*BRIEF*: All entries below are to be returned exactly, with pictures left out.
***** MATERIALS PROVIDED *****
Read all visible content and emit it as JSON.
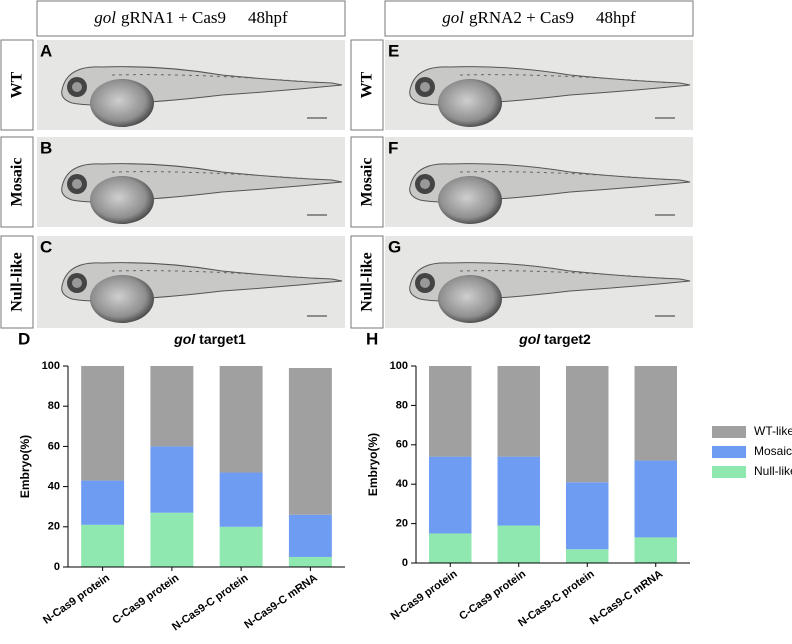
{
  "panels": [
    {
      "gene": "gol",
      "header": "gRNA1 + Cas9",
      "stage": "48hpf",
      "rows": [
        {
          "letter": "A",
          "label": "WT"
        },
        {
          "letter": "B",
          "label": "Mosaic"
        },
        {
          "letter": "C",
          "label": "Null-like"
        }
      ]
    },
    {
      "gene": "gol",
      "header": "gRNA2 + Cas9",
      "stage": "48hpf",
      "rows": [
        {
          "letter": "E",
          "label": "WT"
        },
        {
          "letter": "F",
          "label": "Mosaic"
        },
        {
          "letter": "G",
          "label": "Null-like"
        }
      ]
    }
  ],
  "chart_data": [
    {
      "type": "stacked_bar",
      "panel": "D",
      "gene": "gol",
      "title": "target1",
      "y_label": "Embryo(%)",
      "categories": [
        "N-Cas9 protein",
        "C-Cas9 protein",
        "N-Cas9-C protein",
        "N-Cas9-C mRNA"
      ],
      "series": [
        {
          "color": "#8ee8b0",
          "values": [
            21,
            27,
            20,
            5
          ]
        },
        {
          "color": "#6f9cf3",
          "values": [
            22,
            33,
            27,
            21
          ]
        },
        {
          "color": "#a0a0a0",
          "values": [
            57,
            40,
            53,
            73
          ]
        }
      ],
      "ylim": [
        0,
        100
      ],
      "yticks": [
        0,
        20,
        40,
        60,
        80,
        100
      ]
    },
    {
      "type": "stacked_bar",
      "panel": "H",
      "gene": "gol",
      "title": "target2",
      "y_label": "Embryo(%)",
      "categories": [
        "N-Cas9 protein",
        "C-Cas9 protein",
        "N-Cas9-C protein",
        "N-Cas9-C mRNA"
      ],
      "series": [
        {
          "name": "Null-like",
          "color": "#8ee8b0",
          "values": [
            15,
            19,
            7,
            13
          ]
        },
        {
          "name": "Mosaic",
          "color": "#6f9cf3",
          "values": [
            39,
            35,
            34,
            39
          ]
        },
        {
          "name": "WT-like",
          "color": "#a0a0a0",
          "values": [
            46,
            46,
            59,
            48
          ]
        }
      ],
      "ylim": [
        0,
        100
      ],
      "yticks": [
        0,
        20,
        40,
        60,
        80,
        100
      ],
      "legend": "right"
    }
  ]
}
*****
*OUTPUT*:
Read all visible content and emit it as JSON.
{
  "panels": [
    {
      "gene": "gol",
      "header": "gRNA1 + Cas9",
      "stage": "48hpf",
      "rows": [
        {
          "letter": "A",
          "label": "WT"
        },
        {
          "letter": "B",
          "label": "Mosaic"
        },
        {
          "letter": "C",
          "label": "Null-like"
        }
      ]
    },
    {
      "gene": "gol",
      "header": "gRNA2 + Cas9",
      "stage": "48hpf",
      "rows": [
        {
          "letter": "E",
          "label": "WT"
        },
        {
          "letter": "F",
          "label": "Mosaic"
        },
        {
          "letter": "G",
          "label": "Null-like"
        }
      ]
    }
  ],
  "chart_data": [
    {
      "type": "stacked_bar",
      "panel": "D",
      "gene": "gol",
      "title": "target1",
      "y_label": "Embryo(%)",
      "categories": [
        "N-Cas9 protein",
        "C-Cas9 protein",
        "N-Cas9-C protein",
        "N-Cas9-C mRNA"
      ],
      "series": [
        {
          "color": "#8ee8b0",
          "values": [
            21,
            27,
            20,
            5
          ]
        },
        {
          "color": "#6f9cf3",
          "values": [
            22,
            33,
            27,
            21
          ]
        },
        {
          "color": "#a0a0a0",
          "values": [
            57,
            40,
            53,
            73
          ]
        }
      ],
      "ylim": [
        0,
        100
      ],
      "yticks": [
        0,
        20,
        40,
        60,
        80,
        100
      ]
    },
    {
      "type": "stacked_bar",
      "panel": "H",
      "gene": "gol",
      "title": "target2",
      "y_label": "Embryo(%)",
      "categories": [
        "N-Cas9 protein",
        "C-Cas9 protein",
        "N-Cas9-C protein",
        "N-Cas9-C mRNA"
      ],
      "series": [
        {
          "name": "Null-like",
          "color": "#8ee8b0",
          "values": [
            15,
            19,
            7,
            13
          ]
        },
        {
          "name": "Mosaic",
          "color": "#6f9cf3",
          "values": [
            39,
            35,
            34,
            39
          ]
        },
        {
          "name": "WT-like",
          "color": "#a0a0a0",
          "values": [
            46,
            46,
            59,
            48
          ]
        }
      ],
      "ylim": [
        0,
        100
      ],
      "yticks": [
        0,
        20,
        40,
        60,
        80,
        100
      ],
      "legend": "right"
    }
  ]
}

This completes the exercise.